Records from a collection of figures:
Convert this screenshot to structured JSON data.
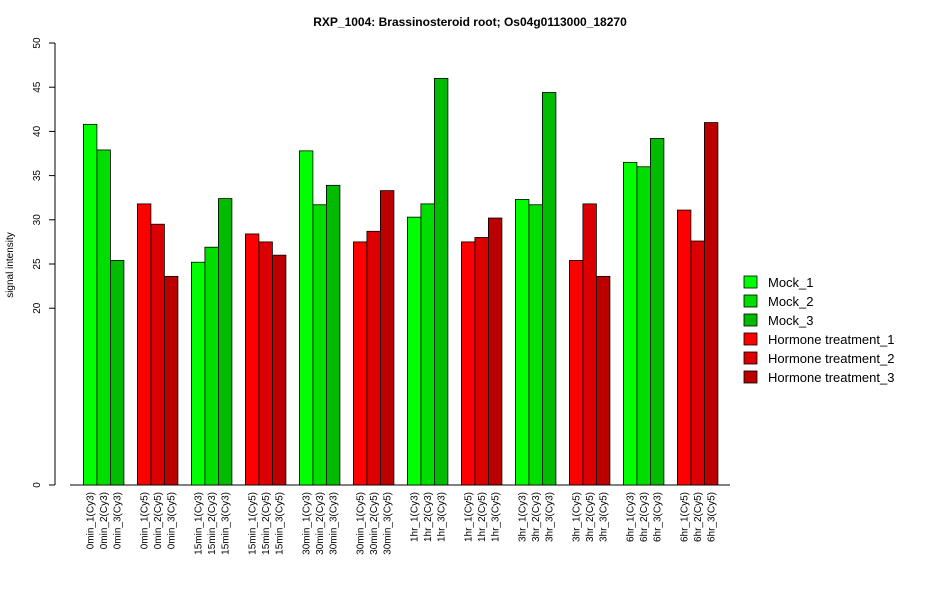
{
  "chart_data": {
    "type": "bar",
    "title": "RXP_1004: Brassinosteroid root; Os04g0113000_18270",
    "ylabel": "signal intensity",
    "xlabel": "",
    "y_ticks": [
      0,
      20,
      25,
      30,
      35,
      40,
      45,
      50
    ],
    "ylim": [
      0,
      50
    ],
    "grid": false,
    "legend_position": "right",
    "series": [
      {
        "name": "Mock_1",
        "color": "#00ff00"
      },
      {
        "name": "Mock_2",
        "color": "#00dd00"
      },
      {
        "name": "Mock_3",
        "color": "#00bb00"
      },
      {
        "name": "Hormone treatment_1",
        "color": "#ff0000"
      },
      {
        "name": "Hormone treatment_2",
        "color": "#dd0000"
      },
      {
        "name": "Hormone treatment_3",
        "color": "#bb0000"
      }
    ],
    "groups": [
      {
        "series": [
          0,
          1,
          2
        ],
        "labels": [
          "0min_1(Cy3)",
          "0min_2(Cy3)",
          "0min_3(Cy3)"
        ],
        "values": [
          40.8,
          37.9,
          25.4
        ]
      },
      {
        "series": [
          3,
          4,
          5
        ],
        "labels": [
          "0min_1(Cy5)",
          "0min_2(Cy5)",
          "0min_3(Cy5)"
        ],
        "values": [
          31.8,
          29.5,
          23.6
        ]
      },
      {
        "series": [
          0,
          1,
          2
        ],
        "labels": [
          "15min_1(Cy3)",
          "15min_2(Cy3)",
          "15min_3(Cy3)"
        ],
        "values": [
          25.2,
          26.9,
          32.4
        ]
      },
      {
        "series": [
          3,
          4,
          5
        ],
        "labels": [
          "15min_1(Cy5)",
          "15min_2(Cy5)",
          "15min_3(Cy5)"
        ],
        "values": [
          28.4,
          27.5,
          26.0
        ]
      },
      {
        "series": [
          0,
          1,
          2
        ],
        "labels": [
          "30min_1(Cy3)",
          "30min_2(Cy3)",
          "30min_3(Cy3)"
        ],
        "values": [
          37.8,
          31.7,
          33.9
        ]
      },
      {
        "series": [
          3,
          4,
          5
        ],
        "labels": [
          "30min_1(Cy5)",
          "30min_2(Cy5)",
          "30min_3(Cy5)"
        ],
        "values": [
          27.5,
          28.7,
          33.3
        ]
      },
      {
        "series": [
          0,
          1,
          2
        ],
        "labels": [
          "1hr_1(Cy3)",
          "1hr_2(Cy3)",
          "1hr_3(Cy3)"
        ],
        "values": [
          30.3,
          31.8,
          46.0
        ]
      },
      {
        "series": [
          3,
          4,
          5
        ],
        "labels": [
          "1hr_1(Cy5)",
          "1hr_2(Cy5)",
          "1hr_3(Cy5)"
        ],
        "values": [
          27.5,
          28.0,
          30.2
        ]
      },
      {
        "series": [
          0,
          1,
          2
        ],
        "labels": [
          "3hr_1(Cy3)",
          "3hr_2(Cy3)",
          "3hr_3(Cy3)"
        ],
        "values": [
          32.3,
          31.7,
          44.4
        ]
      },
      {
        "series": [
          3,
          4,
          5
        ],
        "labels": [
          "3hr_1(Cy5)",
          "3hr_2(Cy5)",
          "3hr_3(Cy5)"
        ],
        "values": [
          25.4,
          31.8,
          23.6
        ]
      },
      {
        "series": [
          0,
          1,
          2
        ],
        "labels": [
          "6hr_1(Cy3)",
          "6hr_2(Cy3)",
          "6hr_3(Cy3)"
        ],
        "values": [
          36.5,
          36.0,
          39.2
        ]
      },
      {
        "series": [
          3,
          4,
          5
        ],
        "labels": [
          "6hr_1(Cy5)",
          "6hr_2(Cy5)",
          "6hr_3(Cy5)"
        ],
        "values": [
          31.1,
          27.6,
          41.0
        ]
      }
    ]
  }
}
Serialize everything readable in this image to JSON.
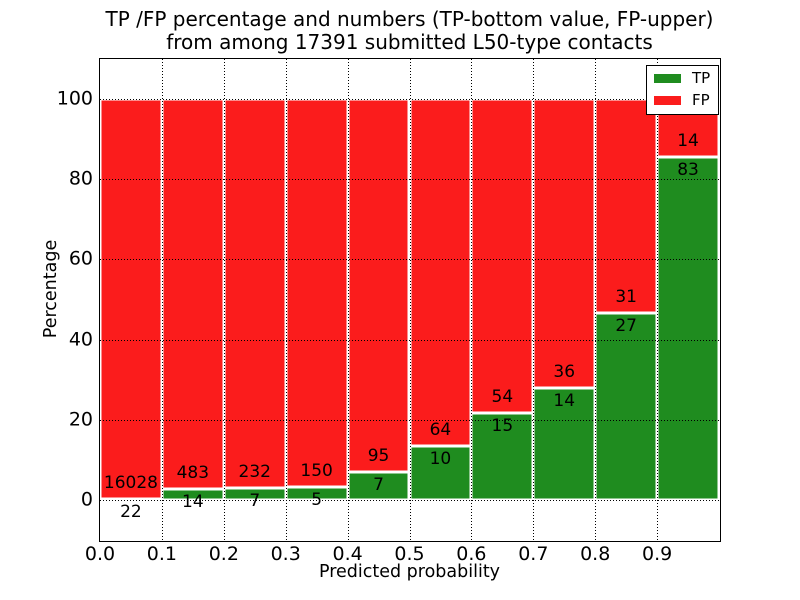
{
  "title": {
    "line1": "TP /FP percentage and numbers (TP-bottom value, FP-upper)",
    "line2": "from among 17391 submitted L50-type contacts"
  },
  "axes": {
    "xlabel": "Predicted probability",
    "ylabel": "Percentage",
    "xlim": [
      0,
      1
    ],
    "ylim": [
      -10,
      110
    ],
    "xticks": [
      "0.0",
      "0.1",
      "0.2",
      "0.3",
      "0.4",
      "0.5",
      "0.6",
      "0.7",
      "0.8",
      "0.9"
    ],
    "yticks": [
      "0",
      "20",
      "40",
      "60",
      "80",
      "100"
    ],
    "grid": "dotted"
  },
  "legend": {
    "position": "upper-right",
    "items": [
      {
        "label": "TP",
        "color": "#1f8c1f"
      },
      {
        "label": "FP",
        "color": "#fb1c1c"
      }
    ]
  },
  "chart_data": {
    "type": "bar",
    "stacked": true,
    "normalized_to_100_percent": true,
    "title": "TP /FP percentage and numbers (TP-bottom value, FP-upper) from among 17391 submitted L50-type contacts",
    "xlabel": "Predicted probability",
    "ylabel": "Percentage",
    "xlim": [
      0,
      1
    ],
    "ylim": [
      -10,
      110
    ],
    "grid": "dotted",
    "legend_position": "upper-right",
    "total_contacts": 17391,
    "x_bin_edges": [
      0.0,
      0.1,
      0.2,
      0.3,
      0.4,
      0.5,
      0.6,
      0.7,
      0.8,
      0.9,
      1.0
    ],
    "categories": [
      "0.0-0.1",
      "0.1-0.2",
      "0.2-0.3",
      "0.3-0.4",
      "0.4-0.5",
      "0.5-0.6",
      "0.6-0.7",
      "0.7-0.8",
      "0.8-0.9",
      "0.9-1.0"
    ],
    "series": [
      {
        "name": "TP",
        "color": "#1f8c1f",
        "counts": [
          22,
          14,
          7,
          5,
          7,
          10,
          15,
          14,
          27,
          83
        ],
        "percent": [
          0.14,
          2.82,
          2.93,
          3.23,
          6.86,
          13.51,
          21.74,
          28.0,
          46.55,
          85.57
        ]
      },
      {
        "name": "FP",
        "color": "#fb1c1c",
        "counts": [
          16028,
          483,
          232,
          150,
          95,
          64,
          54,
          36,
          31,
          14
        ],
        "percent": [
          99.86,
          97.18,
          97.07,
          96.77,
          93.14,
          86.49,
          78.26,
          72.0,
          53.45,
          14.43
        ]
      }
    ]
  }
}
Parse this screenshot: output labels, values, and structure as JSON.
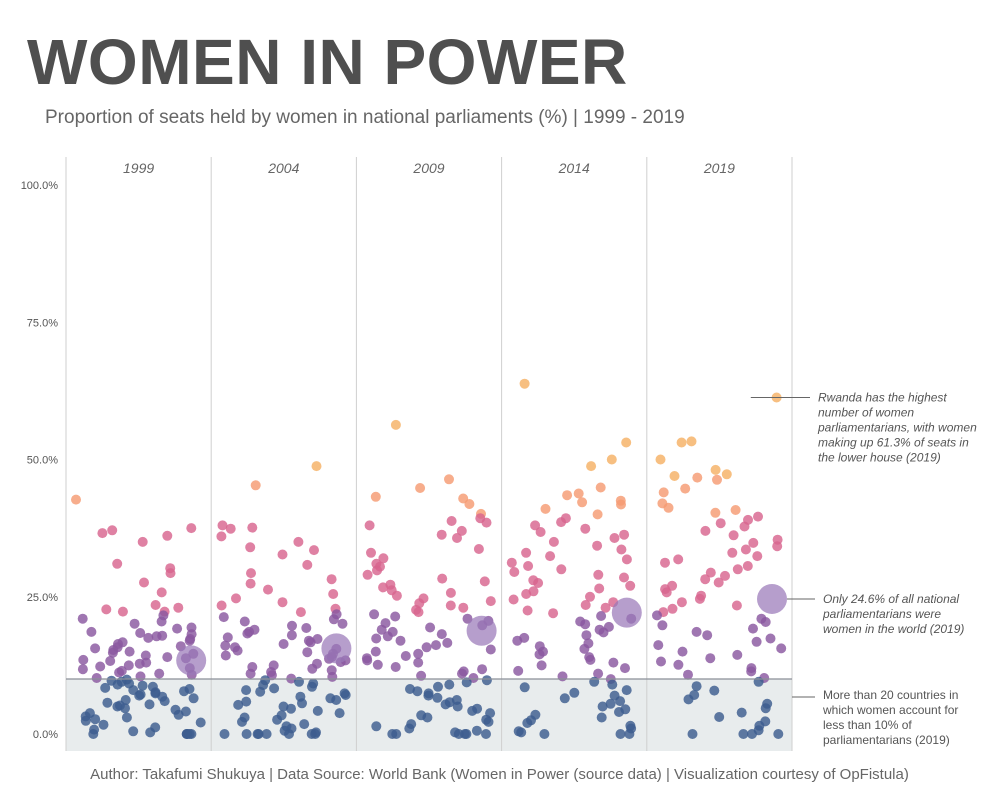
{
  "title": "WOMEN IN POWER",
  "subtitle": "Proportion of seats held by women in national parliaments (%) | 1999 - 2019",
  "footer": "Author: Takafumi Shukuya | Data Source: World Bank (Women in Power (source data) | Visualization courtesy of OpFistula)",
  "colors": {
    "low": "#3d5d8f",
    "mid": "#8a58a0",
    "upper": "#d8658f",
    "high": "#f59b73",
    "top": "#f5b165",
    "band": "#e8eced",
    "mean": "#9a78b8"
  },
  "annotations": [
    {
      "key": "rwanda",
      "text": [
        "Rwanda has the highest",
        "number of women",
        "parliamentarians, with women",
        "making up 61.3% of seats in",
        "the lower house (2019)"
      ],
      "italic": true
    },
    {
      "key": "world",
      "text": [
        "Only 24.6% of all national",
        "parliamentarians were",
        "women in the world (2019)"
      ],
      "italic": true
    },
    {
      "key": "band",
      "text": [
        "More than 20 countries in",
        "which women account for",
        "less than 10% of",
        "parliamentarians (2019)"
      ],
      "italic": false
    }
  ],
  "chart_data": {
    "type": "scatter",
    "title": "WOMEN IN POWER",
    "subtitle": "Proportion of seats held by women in national parliaments (%) | 1999 - 2019",
    "ylabel": "",
    "ylim": [
      0,
      100
    ],
    "yticks": [
      "0.0%",
      "25.0%",
      "50.0%",
      "75.0%",
      "100.0%"
    ],
    "highlight_band": [
      0,
      10
    ],
    "series": [
      {
        "name": "1999",
        "world_average": 13.4,
        "values": [
          42.7,
          37.5,
          37.1,
          36.6,
          36.1,
          35.0,
          31.0,
          30.2,
          29.3,
          27.6,
          25.8,
          23.5,
          23.0,
          22.7,
          22.3,
          22.3,
          21.6,
          21.0,
          20.5,
          20.1,
          19.4,
          19.2,
          18.6,
          18.4,
          18.2,
          17.9,
          17.8,
          17.5,
          17.3,
          17.0,
          16.7,
          16.4,
          16.0,
          15.8,
          15.6,
          15.3,
          15.0,
          14.8,
          14.6,
          14.3,
          14.0,
          13.8,
          13.5,
          13.3,
          13.0,
          12.8,
          12.5,
          12.3,
          12.0,
          11.8,
          11.5,
          11.2,
          11.0,
          10.8,
          10.5,
          10.2,
          9.9,
          9.7,
          9.5,
          9.2,
          9.0,
          8.8,
          8.6,
          8.4,
          8.2,
          8.0,
          7.8,
          7.6,
          7.4,
          7.2,
          7.0,
          6.8,
          6.5,
          6.2,
          6.0,
          5.7,
          5.4,
          5.2,
          5.0,
          4.7,
          4.4,
          4.1,
          3.8,
          3.5,
          3.2,
          3.0,
          2.7,
          2.4,
          2.1,
          1.7,
          1.2,
          0.8,
          0.5,
          0.3,
          0.0,
          0.0,
          0.0,
          0.0,
          0.0,
          0.0
        ]
      },
      {
        "name": "2004",
        "world_average": 15.6,
        "values": [
          48.8,
          45.3,
          38.0,
          37.6,
          37.4,
          36.0,
          35.0,
          34.0,
          33.5,
          32.7,
          30.8,
          29.3,
          28.2,
          27.4,
          26.3,
          25.5,
          24.7,
          24.0,
          23.4,
          22.8,
          22.2,
          21.8,
          21.3,
          20.9,
          20.5,
          20.1,
          19.7,
          19.3,
          19.0,
          18.6,
          18.3,
          18.0,
          17.6,
          17.3,
          17.0,
          16.7,
          16.4,
          16.1,
          15.8,
          15.5,
          15.2,
          14.9,
          14.6,
          14.3,
          14.0,
          13.7,
          13.4,
          13.1,
          12.8,
          12.5,
          12.2,
          11.9,
          11.6,
          11.3,
          11.0,
          10.7,
          10.4,
          10.1,
          9.8,
          9.5,
          9.2,
          8.9,
          8.6,
          8.3,
          8.0,
          7.7,
          7.4,
          7.1,
          6.8,
          6.5,
          6.2,
          5.9,
          5.6,
          5.3,
          5.0,
          4.6,
          4.2,
          3.8,
          3.4,
          3.0,
          2.6,
          2.2,
          1.8,
          1.4,
          1.0,
          0.6,
          0.3,
          0.0,
          0.0,
          0.0,
          0.0,
          0.0,
          0.0,
          0.0,
          0.0
        ]
      },
      {
        "name": "2009",
        "world_average": 18.8,
        "values": [
          56.3,
          46.4,
          44.8,
          43.2,
          42.9,
          41.9,
          40.1,
          39.3,
          38.8,
          38.5,
          38.0,
          37.0,
          36.3,
          35.7,
          33.7,
          33.0,
          32.0,
          31.0,
          30.5,
          29.8,
          29.0,
          28.3,
          27.8,
          27.2,
          26.7,
          26.2,
          25.7,
          25.2,
          24.7,
          24.2,
          23.8,
          23.4,
          23.0,
          22.6,
          22.2,
          21.8,
          21.4,
          21.0,
          20.6,
          20.2,
          19.8,
          19.4,
          19.0,
          18.6,
          18.2,
          17.8,
          17.4,
          17.0,
          16.6,
          16.2,
          15.8,
          15.4,
          15.0,
          14.6,
          14.2,
          13.8,
          13.4,
          13.0,
          12.6,
          12.2,
          11.8,
          11.4,
          11.0,
          10.6,
          10.2,
          9.8,
          9.4,
          9.0,
          8.6,
          8.2,
          7.8,
          7.4,
          7.0,
          6.6,
          6.2,
          5.8,
          5.4,
          5.0,
          4.6,
          4.2,
          3.8,
          3.4,
          3.0,
          2.6,
          2.2,
          1.8,
          1.4,
          1.0,
          0.6,
          0.3,
          0.0,
          0.0,
          0.0,
          0.0,
          0.0,
          0.0
        ]
      },
      {
        "name": "2014",
        "world_average": 22.1,
        "values": [
          63.8,
          53.1,
          50.0,
          48.8,
          44.9,
          43.8,
          43.5,
          42.5,
          42.2,
          41.8,
          41.0,
          40.0,
          39.3,
          38.6,
          38.0,
          37.4,
          36.8,
          36.3,
          35.7,
          35.0,
          34.3,
          33.6,
          33.0,
          32.4,
          31.8,
          31.2,
          30.6,
          30.0,
          29.5,
          29.0,
          28.5,
          28.0,
          27.5,
          27.0,
          26.5,
          26.0,
          25.5,
          25.0,
          24.5,
          24.0,
          23.5,
          23.0,
          22.5,
          22.0,
          21.5,
          21.0,
          20.5,
          20.0,
          19.5,
          19.0,
          18.5,
          18.0,
          17.5,
          17.0,
          16.5,
          16.0,
          15.5,
          15.0,
          14.5,
          14.0,
          13.5,
          13.0,
          12.5,
          12.0,
          11.5,
          11.0,
          10.5,
          10.0,
          9.5,
          9.0,
          8.5,
          8.0,
          7.5,
          7.0,
          6.5,
          6.0,
          5.5,
          5.0,
          4.5,
          4.0,
          3.5,
          3.0,
          2.5,
          2.0,
          1.5,
          1.0,
          0.5,
          0.3,
          0.0,
          0.0,
          0.0
        ]
      },
      {
        "name": "2019",
        "world_average": 24.6,
        "values": [
          61.3,
          53.3,
          53.1,
          50.0,
          48.1,
          47.3,
          47.0,
          46.7,
          46.3,
          44.7,
          44.0,
          42.0,
          41.2,
          40.8,
          40.3,
          39.6,
          39.0,
          38.4,
          37.8,
          37.0,
          36.2,
          35.4,
          34.8,
          34.2,
          33.6,
          33.0,
          32.4,
          31.8,
          31.2,
          30.6,
          30.0,
          29.4,
          28.8,
          28.2,
          27.6,
          27.0,
          26.4,
          25.8,
          25.2,
          24.6,
          24.0,
          23.4,
          22.8,
          22.2,
          21.6,
          21.0,
          20.4,
          19.8,
          19.2,
          18.6,
          18.0,
          17.4,
          16.8,
          16.2,
          15.6,
          15.0,
          14.4,
          13.8,
          13.2,
          12.6,
          12.0,
          11.4,
          10.8,
          10.2,
          9.5,
          8.7,
          7.9,
          7.1,
          6.3,
          5.5,
          4.7,
          3.9,
          3.1,
          2.3,
          1.5,
          0.7,
          0.0,
          0.0,
          0.0,
          0.0
        ]
      }
    ]
  }
}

■ Directions ■
Say only how many lines in the records carry the word "seats".

■ Written response ■
3